> [PROBLEM TO WORK ON]
From the listing below, pull out the lines that hold "pair".

»»

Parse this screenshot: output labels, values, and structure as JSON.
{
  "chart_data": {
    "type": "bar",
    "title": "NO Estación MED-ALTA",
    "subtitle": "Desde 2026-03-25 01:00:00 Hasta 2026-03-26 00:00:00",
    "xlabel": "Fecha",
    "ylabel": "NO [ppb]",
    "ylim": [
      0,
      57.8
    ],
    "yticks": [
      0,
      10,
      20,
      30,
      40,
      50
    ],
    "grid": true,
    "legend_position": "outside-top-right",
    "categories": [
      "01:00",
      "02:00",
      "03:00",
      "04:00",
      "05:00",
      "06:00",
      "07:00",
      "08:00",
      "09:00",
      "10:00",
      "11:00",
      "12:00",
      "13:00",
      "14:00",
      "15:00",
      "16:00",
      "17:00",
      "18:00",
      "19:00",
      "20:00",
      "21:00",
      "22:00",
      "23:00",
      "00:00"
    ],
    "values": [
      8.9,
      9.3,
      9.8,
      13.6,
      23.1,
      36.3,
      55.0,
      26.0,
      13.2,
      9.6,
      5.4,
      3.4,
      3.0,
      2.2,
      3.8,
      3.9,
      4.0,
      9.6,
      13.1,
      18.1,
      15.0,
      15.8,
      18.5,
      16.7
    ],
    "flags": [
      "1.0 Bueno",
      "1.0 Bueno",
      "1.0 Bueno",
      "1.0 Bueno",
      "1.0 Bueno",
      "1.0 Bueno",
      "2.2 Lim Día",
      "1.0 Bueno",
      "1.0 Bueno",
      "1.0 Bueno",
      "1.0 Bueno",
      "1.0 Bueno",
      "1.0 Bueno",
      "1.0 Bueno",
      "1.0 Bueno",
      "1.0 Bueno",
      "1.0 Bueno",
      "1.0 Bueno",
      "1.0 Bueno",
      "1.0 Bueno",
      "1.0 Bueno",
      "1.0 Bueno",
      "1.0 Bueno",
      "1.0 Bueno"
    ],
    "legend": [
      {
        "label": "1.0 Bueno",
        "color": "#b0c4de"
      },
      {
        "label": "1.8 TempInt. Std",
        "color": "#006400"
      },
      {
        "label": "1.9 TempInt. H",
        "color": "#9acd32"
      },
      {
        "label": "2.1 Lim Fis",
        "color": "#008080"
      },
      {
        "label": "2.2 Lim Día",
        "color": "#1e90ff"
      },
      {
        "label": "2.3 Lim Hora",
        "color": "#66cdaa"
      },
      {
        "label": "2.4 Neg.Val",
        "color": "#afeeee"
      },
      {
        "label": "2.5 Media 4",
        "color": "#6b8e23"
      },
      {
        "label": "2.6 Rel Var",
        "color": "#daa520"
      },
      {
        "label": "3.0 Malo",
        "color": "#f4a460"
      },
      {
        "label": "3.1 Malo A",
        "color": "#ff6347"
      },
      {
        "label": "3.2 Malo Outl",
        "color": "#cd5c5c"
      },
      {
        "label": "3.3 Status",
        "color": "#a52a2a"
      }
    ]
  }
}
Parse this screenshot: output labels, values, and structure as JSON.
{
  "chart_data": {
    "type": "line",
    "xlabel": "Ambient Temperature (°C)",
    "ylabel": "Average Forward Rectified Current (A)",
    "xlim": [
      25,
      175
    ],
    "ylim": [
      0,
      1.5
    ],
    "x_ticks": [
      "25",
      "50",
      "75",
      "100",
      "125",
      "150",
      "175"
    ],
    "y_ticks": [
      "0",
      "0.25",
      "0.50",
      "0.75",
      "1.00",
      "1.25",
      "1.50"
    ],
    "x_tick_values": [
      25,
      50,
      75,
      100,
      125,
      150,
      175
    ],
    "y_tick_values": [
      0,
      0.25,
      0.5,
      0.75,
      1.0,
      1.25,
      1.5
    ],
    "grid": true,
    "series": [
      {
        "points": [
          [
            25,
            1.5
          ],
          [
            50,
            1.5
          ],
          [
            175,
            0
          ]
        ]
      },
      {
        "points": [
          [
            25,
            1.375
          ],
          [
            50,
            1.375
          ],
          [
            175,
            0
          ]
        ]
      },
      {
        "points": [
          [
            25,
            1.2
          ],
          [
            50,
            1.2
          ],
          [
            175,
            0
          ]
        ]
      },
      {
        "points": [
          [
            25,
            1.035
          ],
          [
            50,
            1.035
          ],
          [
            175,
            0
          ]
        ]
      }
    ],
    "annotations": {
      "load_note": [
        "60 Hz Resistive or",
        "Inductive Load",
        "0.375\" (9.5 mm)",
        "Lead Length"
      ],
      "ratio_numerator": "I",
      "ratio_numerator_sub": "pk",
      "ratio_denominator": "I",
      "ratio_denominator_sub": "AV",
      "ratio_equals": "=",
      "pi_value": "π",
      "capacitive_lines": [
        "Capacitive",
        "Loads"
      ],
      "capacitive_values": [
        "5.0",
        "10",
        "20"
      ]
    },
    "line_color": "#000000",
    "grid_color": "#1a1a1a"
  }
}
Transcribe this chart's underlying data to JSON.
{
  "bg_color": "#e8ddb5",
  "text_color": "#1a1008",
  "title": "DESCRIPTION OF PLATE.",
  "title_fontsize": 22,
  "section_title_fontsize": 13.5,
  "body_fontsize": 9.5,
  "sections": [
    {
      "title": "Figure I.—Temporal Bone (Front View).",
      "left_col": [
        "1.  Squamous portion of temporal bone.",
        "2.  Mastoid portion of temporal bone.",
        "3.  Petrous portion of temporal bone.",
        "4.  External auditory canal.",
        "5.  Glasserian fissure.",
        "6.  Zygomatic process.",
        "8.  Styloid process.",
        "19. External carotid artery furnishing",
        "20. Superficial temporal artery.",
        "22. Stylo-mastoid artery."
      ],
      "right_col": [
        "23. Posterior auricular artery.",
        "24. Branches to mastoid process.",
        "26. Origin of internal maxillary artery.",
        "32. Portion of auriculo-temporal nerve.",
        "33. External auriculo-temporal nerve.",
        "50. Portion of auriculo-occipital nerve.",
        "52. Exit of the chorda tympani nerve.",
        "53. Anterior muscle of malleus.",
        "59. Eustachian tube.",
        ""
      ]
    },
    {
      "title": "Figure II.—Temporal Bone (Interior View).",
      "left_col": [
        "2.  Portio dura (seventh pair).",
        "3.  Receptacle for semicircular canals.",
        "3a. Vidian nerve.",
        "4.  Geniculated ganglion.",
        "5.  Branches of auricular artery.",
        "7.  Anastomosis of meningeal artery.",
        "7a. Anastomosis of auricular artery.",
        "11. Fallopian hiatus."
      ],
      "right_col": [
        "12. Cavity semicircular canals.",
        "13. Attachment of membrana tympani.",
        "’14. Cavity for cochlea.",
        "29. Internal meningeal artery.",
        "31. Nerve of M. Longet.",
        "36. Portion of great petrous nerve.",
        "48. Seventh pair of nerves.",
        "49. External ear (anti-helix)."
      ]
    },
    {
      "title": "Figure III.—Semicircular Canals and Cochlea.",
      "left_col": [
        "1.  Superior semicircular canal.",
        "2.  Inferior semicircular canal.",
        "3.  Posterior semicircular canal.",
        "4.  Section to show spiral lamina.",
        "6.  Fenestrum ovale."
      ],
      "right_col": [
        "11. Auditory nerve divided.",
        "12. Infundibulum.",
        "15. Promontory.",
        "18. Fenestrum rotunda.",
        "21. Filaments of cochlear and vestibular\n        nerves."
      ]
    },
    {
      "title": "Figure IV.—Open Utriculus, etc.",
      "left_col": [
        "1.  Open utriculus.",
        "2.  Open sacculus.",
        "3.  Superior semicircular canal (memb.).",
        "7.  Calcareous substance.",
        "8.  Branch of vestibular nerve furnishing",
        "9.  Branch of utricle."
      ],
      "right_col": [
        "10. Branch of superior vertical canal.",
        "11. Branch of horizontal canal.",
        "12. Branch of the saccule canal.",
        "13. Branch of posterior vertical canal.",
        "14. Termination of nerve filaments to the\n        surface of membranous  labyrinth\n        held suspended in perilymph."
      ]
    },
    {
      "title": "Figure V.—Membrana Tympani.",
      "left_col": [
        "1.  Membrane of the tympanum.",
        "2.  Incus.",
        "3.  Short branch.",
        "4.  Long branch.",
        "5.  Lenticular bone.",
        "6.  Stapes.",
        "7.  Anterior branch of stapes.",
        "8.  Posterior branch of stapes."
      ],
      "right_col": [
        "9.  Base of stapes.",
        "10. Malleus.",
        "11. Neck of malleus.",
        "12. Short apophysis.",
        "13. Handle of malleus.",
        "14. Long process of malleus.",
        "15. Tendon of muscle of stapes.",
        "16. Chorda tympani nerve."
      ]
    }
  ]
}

««

> [SOLUTION BELOW]
        "2.  Portio dura (seventh pair).",
        "48. Seventh pair of nerves.",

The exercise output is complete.